>>>>>

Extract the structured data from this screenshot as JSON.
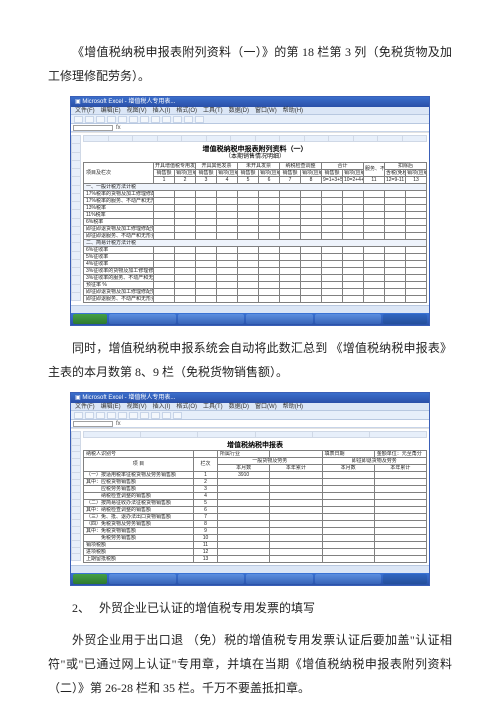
{
  "para1": "《增值税纳税申报表附列资料（一）》的第 18 栏第 3 列（免税货物及加工修理修配劳务）。",
  "para2": "同时，增值税纳税申报系统会自动将此数汇总到 《增值税纳税申报表》主表的本月数第 8、9 栏（免税货物销售额）。",
  "para3_num": "2、",
  "para3": "外贸企业已认证的增值税专用发票的填写",
  "para4": "外贸企业用于出口退 （免）税的增值税专用发票认证后要加盖\"认证相符\"或\"已通过网上认证\"专用章，并填在当期《增值税纳税申报表附列资料（二）》第 26-28 栏和 35 栏。千万不要盖抵扣章。",
  "excel": {
    "app_title": "Microsoft Excel - 增值税人专用表...",
    "menus": [
      "文件(F)",
      "编辑(E)",
      "视图(V)",
      "插入(I)",
      "格式(O)",
      "工具(T)",
      "数据(D)",
      "窗口(W)",
      "帮助(H)"
    ],
    "fx": "fx"
  },
  "form1": {
    "title": "增值税纳税申报表附列资料（一）",
    "subtitle": "（本期销售情况明细）",
    "left_header": "项目及栏次",
    "cg_headers": [
      "开具增值税专用发票",
      "开具其他发票",
      "未开具发票",
      "纳税检查调整",
      "合计",
      "服务、不动产和无形资产扣除项目本期扣除金额",
      "扣除后"
    ],
    "sub_headers": [
      "销售额",
      "销项(应纳)税额",
      "销售额",
      "销项(应纳)税额",
      "销售额",
      "销项(应纳)税额",
      "销售额",
      "销项(应纳)税额",
      "销售额",
      "销项(应纳)税额",
      "",
      "含税(免税)销售额",
      "销项(应纳)税额"
    ],
    "cols_nums": [
      "1",
      "2",
      "3",
      "4",
      "5",
      "6",
      "7",
      "8",
      "9=1+3+5+7",
      "10=2+4+6+8",
      "11",
      "12=9-11",
      "13"
    ],
    "sections": [
      {
        "hdr": "一、一般计税方法计税",
        "rows": [
          "17%税率的货物及加工修理修配劳务",
          "17%税率的服务、不动产和无形资产",
          "13%税率",
          "11%税率",
          "6%税率",
          "即征即退货物及加工修理修配劳务",
          "即征即退服务、不动产和无形资产"
        ]
      },
      {
        "hdr": "二、简易计税方法计税",
        "rows": [
          "6%征收率",
          "5%征收率",
          "4%征收率",
          "3%征收率的货物及加工修理修配劳务",
          "3%征收率的服务、不动产和无形资产",
          "预征率  %",
          "即征即退货物及加工修理修配劳务",
          "即征即退服务、不动产和无形资产"
        ]
      }
    ]
  },
  "form2": {
    "title": "增值税纳税申报表",
    "meta_row": [
      "纳税人识别号",
      "",
      "所属行业",
      "",
      "",
      "填表日期",
      "",
      "金额单位：元至角分"
    ],
    "colhdrs": [
      "项  目",
      "栏次",
      "一般货物及劳务",
      "即征即退货物及劳务"
    ],
    "subhdrs": [
      "",
      "",
      "本月数",
      "本年累计",
      "本月数",
      "本年累计"
    ],
    "rows": [
      [
        "（一）按适用税率征税货物及劳务销售额",
        "1",
        "3910",
        "",
        "",
        ""
      ],
      [
        "其中：应税货物销售额",
        "2",
        "",
        "",
        "",
        ""
      ],
      [
        "　　　应税劳务销售额",
        "3",
        "",
        "",
        "",
        ""
      ],
      [
        "　　　纳税检查调整的销售额",
        "4",
        "",
        "",
        "",
        ""
      ],
      [
        "（二）按简易征收办法征税货物销售额",
        "5",
        "",
        "",
        "",
        ""
      ],
      [
        "其中：纳税检查调整的销售额",
        "6",
        "",
        "",
        "",
        ""
      ],
      [
        "（三）免、抵、退办法出口货物销售额",
        "7",
        "",
        "",
        "",
        ""
      ],
      [
        "（四）免税货物及劳务销售额",
        "8",
        "",
        "",
        "",
        ""
      ],
      [
        "其中：免税货物销售额",
        "9",
        "",
        "",
        "",
        ""
      ],
      [
        "　　　免税劳务销售额",
        "10",
        "",
        "",
        "",
        ""
      ],
      [
        "销项税额",
        "11",
        "",
        "",
        "",
        ""
      ],
      [
        "进项税额",
        "12",
        "",
        "",
        "",
        ""
      ],
      [
        "上期留抵税额",
        "13",
        "",
        "",
        "",
        ""
      ]
    ]
  }
}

<<<<<

• TASK INSTRUCTIONS:
Select the lines in this material that hold the word "免税货物销售额", leaving none out.

• EXERCISE RESULT:
  "para2": "同时，增值税纳税申报系统会自动将此数汇总到 《增值税纳税申报表》主表的本月数第 8、9 栏（免税货物销售额）。",
        "其中：免税货物销售额",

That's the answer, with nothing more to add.